> **Task inputs**:
╔══
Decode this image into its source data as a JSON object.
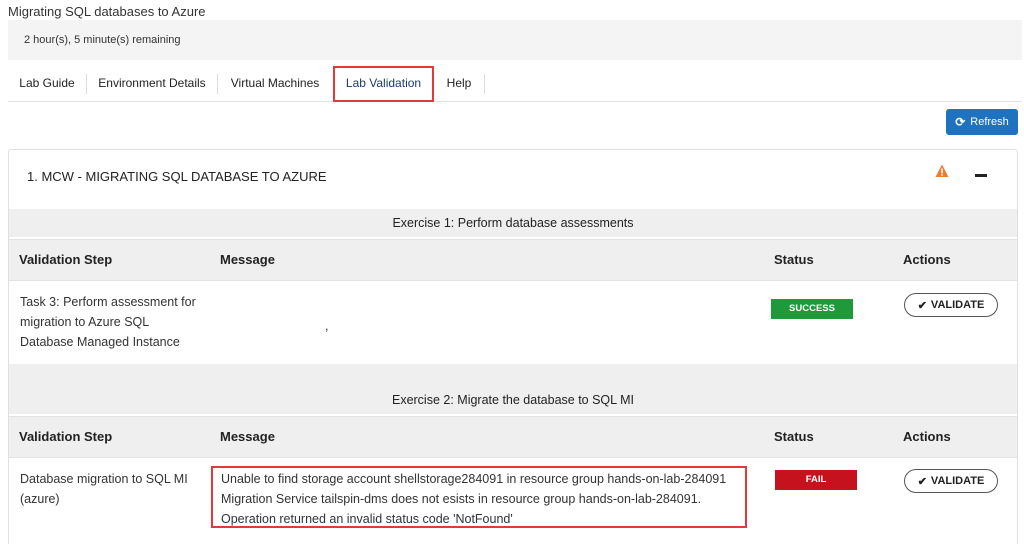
{
  "page": {
    "title": "Migrating SQL databases to Azure",
    "time_remaining": "2 hour(s), 5 minute(s) remaining"
  },
  "tabs": [
    {
      "label": "Lab Guide"
    },
    {
      "label": "Environment Details"
    },
    {
      "label": "Virtual Machines"
    },
    {
      "label": "Lab Validation",
      "active": true
    },
    {
      "label": "Help"
    }
  ],
  "toolbar": {
    "refresh_label": "Refresh"
  },
  "panel": {
    "title": "1. MCW - MIGRATING SQL DATABASE TO AZURE",
    "columns": {
      "step": "Validation Step",
      "message": "Message",
      "status": "Status",
      "actions": "Actions"
    },
    "exercises": [
      {
        "title": "Exercise 1: Perform database assessments",
        "rows": [
          {
            "step": "Task 3: Perform assessment for migration to Azure SQL Database Managed Instance",
            "message": ",",
            "status": "SUCCESS",
            "action": "VALIDATE"
          }
        ]
      },
      {
        "title": "Exercise 2: Migrate the database to SQL MI",
        "rows": [
          {
            "step": "Database migration to SQL MI (azure)",
            "message": "Unable to find storage account shellstorage284091 in resource group hands-on-lab-284091 Migration Service tailspin-dms does not esists in resource group hands-on-lab-284091. Operation returned an invalid status code 'NotFound'",
            "status": "FAIL",
            "action": "VALIDATE"
          }
        ]
      }
    ]
  },
  "colors": {
    "accent": "#1e72c0",
    "success": "#1f9a3a",
    "fail": "#c5121c",
    "highlight": "#e03b3b",
    "warning": "#f07a2e"
  }
}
╚══
> **Directive**:
Copy the records above exactly, leaving out every picture.

> **Response to the exercise**:
Decode this image into its source data as a JSON object.
{
  "page": {
    "title": "Migrating SQL databases to Azure",
    "time_remaining": "2 hour(s), 5 minute(s) remaining"
  },
  "tabs": [
    {
      "label": "Lab Guide"
    },
    {
      "label": "Environment Details"
    },
    {
      "label": "Virtual Machines"
    },
    {
      "label": "Lab Validation",
      "active": true
    },
    {
      "label": "Help"
    }
  ],
  "toolbar": {
    "refresh_label": "Refresh"
  },
  "panel": {
    "title": "1. MCW - MIGRATING SQL DATABASE TO AZURE",
    "columns": {
      "step": "Validation Step",
      "message": "Message",
      "status": "Status",
      "actions": "Actions"
    },
    "exercises": [
      {
        "title": "Exercise 1: Perform database assessments",
        "rows": [
          {
            "step": "Task 3: Perform assessment for migration to Azure SQL Database Managed Instance",
            "message": ",",
            "status": "SUCCESS",
            "action": "VALIDATE"
          }
        ]
      },
      {
        "title": "Exercise 2: Migrate the database to SQL MI",
        "rows": [
          {
            "step": "Database migration to SQL MI (azure)",
            "message": "Unable to find storage account shellstorage284091 in resource group hands-on-lab-284091 Migration Service tailspin-dms does not esists in resource group hands-on-lab-284091. Operation returned an invalid status code 'NotFound'",
            "status": "FAIL",
            "action": "VALIDATE"
          }
        ]
      }
    ]
  },
  "colors": {
    "accent": "#1e72c0",
    "success": "#1f9a3a",
    "fail": "#c5121c",
    "highlight": "#e03b3b",
    "warning": "#f07a2e"
  }
}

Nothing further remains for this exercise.